Dataset records

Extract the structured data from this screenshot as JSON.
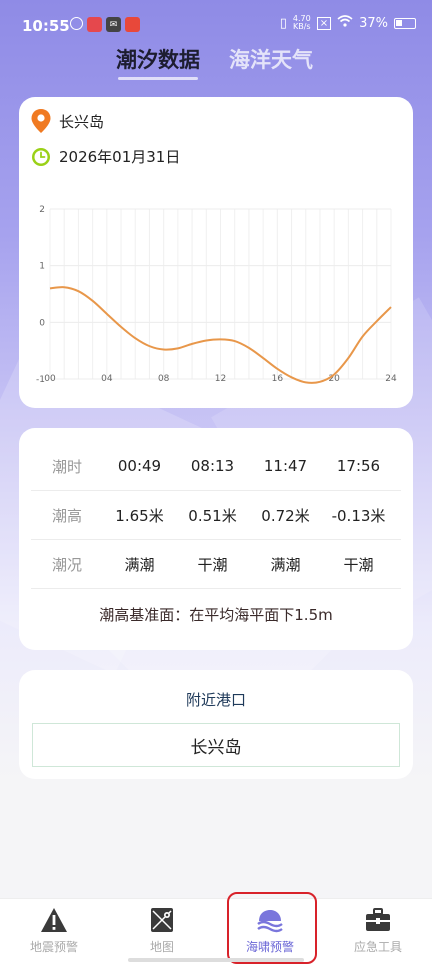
{
  "status": {
    "time": "10:55",
    "net_speed_top": "4.70",
    "net_speed_bottom": "KB/s",
    "battery": "37%"
  },
  "tabs": [
    {
      "label": "潮汐数据",
      "active": true
    },
    {
      "label": "海洋天气",
      "active": false
    }
  ],
  "location": {
    "name": "长兴岛",
    "date": "2026年01月31日"
  },
  "icons": {
    "location": "location-pin-icon",
    "date": "clock-icon"
  },
  "colors": {
    "accent": "#6a66d6",
    "curve": "#e8974a",
    "pin": "#f07a22",
    "clock": "#9ad117"
  },
  "chart_data": {
    "type": "line",
    "x_ticks": [
      "00",
      "04",
      "08",
      "12",
      "16",
      "20",
      "24"
    ],
    "y_ticks": [
      "2",
      "1",
      "0",
      "-1"
    ],
    "xlim": [
      0,
      24
    ],
    "ylim": [
      -1,
      2
    ],
    "grid": true,
    "series": [
      {
        "x": [
          0,
          1,
          2,
          3,
          4,
          5,
          6,
          7,
          8,
          9,
          10,
          11,
          12,
          13,
          14,
          15,
          16,
          17,
          18,
          19,
          20,
          21,
          22,
          23,
          24
        ],
        "y": [
          0.6,
          0.62,
          0.55,
          0.38,
          0.15,
          -0.08,
          -0.28,
          -0.42,
          -0.48,
          -0.46,
          -0.38,
          -0.32,
          -0.3,
          -0.33,
          -0.45,
          -0.63,
          -0.82,
          -0.97,
          -1.06,
          -1.05,
          -0.92,
          -0.63,
          -0.25,
          0.02,
          0.27
        ]
      }
    ]
  },
  "tide_table": {
    "rows": [
      {
        "label": "潮时",
        "cells": [
          "00:49",
          "08:13",
          "11:47",
          "17:56"
        ]
      },
      {
        "label": "潮高",
        "cells": [
          "1.65米",
          "0.51米",
          "0.72米",
          "-0.13米"
        ]
      },
      {
        "label": "潮况",
        "cells": [
          "满潮",
          "干潮",
          "满潮",
          "干潮"
        ]
      }
    ],
    "datum": "潮高基准面：在平均海平面下1.5m"
  },
  "port": {
    "title": "附近港口",
    "name": "长兴岛"
  },
  "nav": [
    {
      "label": "地震预警",
      "icon": "warning-icon",
      "active": false
    },
    {
      "label": "地图",
      "icon": "map-icon",
      "active": false
    },
    {
      "label": "海啸预警",
      "icon": "tsunami-wave-icon",
      "active": true
    },
    {
      "label": "应急工具",
      "icon": "toolbox-icon",
      "active": false
    }
  ]
}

» TO BE DONE:
All of the data above should be transcribed verbatim, with pictures omitted.

» WORKED SOLUTION:
Extract the structured data from this screenshot as JSON.
{
  "status": {
    "time": "10:55",
    "net_speed_top": "4.70",
    "net_speed_bottom": "KB/s",
    "battery": "37%"
  },
  "tabs": [
    {
      "label": "潮汐数据",
      "active": true
    },
    {
      "label": "海洋天气",
      "active": false
    }
  ],
  "location": {
    "name": "长兴岛",
    "date": "2026年01月31日"
  },
  "icons": {
    "location": "location-pin-icon",
    "date": "clock-icon"
  },
  "colors": {
    "accent": "#6a66d6",
    "curve": "#e8974a",
    "pin": "#f07a22",
    "clock": "#9ad117"
  },
  "chart_data": {
    "type": "line",
    "x_ticks": [
      "00",
      "04",
      "08",
      "12",
      "16",
      "20",
      "24"
    ],
    "y_ticks": [
      "2",
      "1",
      "0",
      "-1"
    ],
    "xlim": [
      0,
      24
    ],
    "ylim": [
      -1,
      2
    ],
    "grid": true,
    "series": [
      {
        "x": [
          0,
          1,
          2,
          3,
          4,
          5,
          6,
          7,
          8,
          9,
          10,
          11,
          12,
          13,
          14,
          15,
          16,
          17,
          18,
          19,
          20,
          21,
          22,
          23,
          24
        ],
        "y": [
          0.6,
          0.62,
          0.55,
          0.38,
          0.15,
          -0.08,
          -0.28,
          -0.42,
          -0.48,
          -0.46,
          -0.38,
          -0.32,
          -0.3,
          -0.33,
          -0.45,
          -0.63,
          -0.82,
          -0.97,
          -1.06,
          -1.05,
          -0.92,
          -0.63,
          -0.25,
          0.02,
          0.27
        ]
      }
    ]
  },
  "tide_table": {
    "rows": [
      {
        "label": "潮时",
        "cells": [
          "00:49",
          "08:13",
          "11:47",
          "17:56"
        ]
      },
      {
        "label": "潮高",
        "cells": [
          "1.65米",
          "0.51米",
          "0.72米",
          "-0.13米"
        ]
      },
      {
        "label": "潮况",
        "cells": [
          "满潮",
          "干潮",
          "满潮",
          "干潮"
        ]
      }
    ],
    "datum": "潮高基准面：在平均海平面下1.5m"
  },
  "port": {
    "title": "附近港口",
    "name": "长兴岛"
  },
  "nav": [
    {
      "label": "地震预警",
      "icon": "warning-icon",
      "active": false
    },
    {
      "label": "地图",
      "icon": "map-icon",
      "active": false
    },
    {
      "label": "海啸预警",
      "icon": "tsunami-wave-icon",
      "active": true
    },
    {
      "label": "应急工具",
      "icon": "toolbox-icon",
      "active": false
    }
  ]
}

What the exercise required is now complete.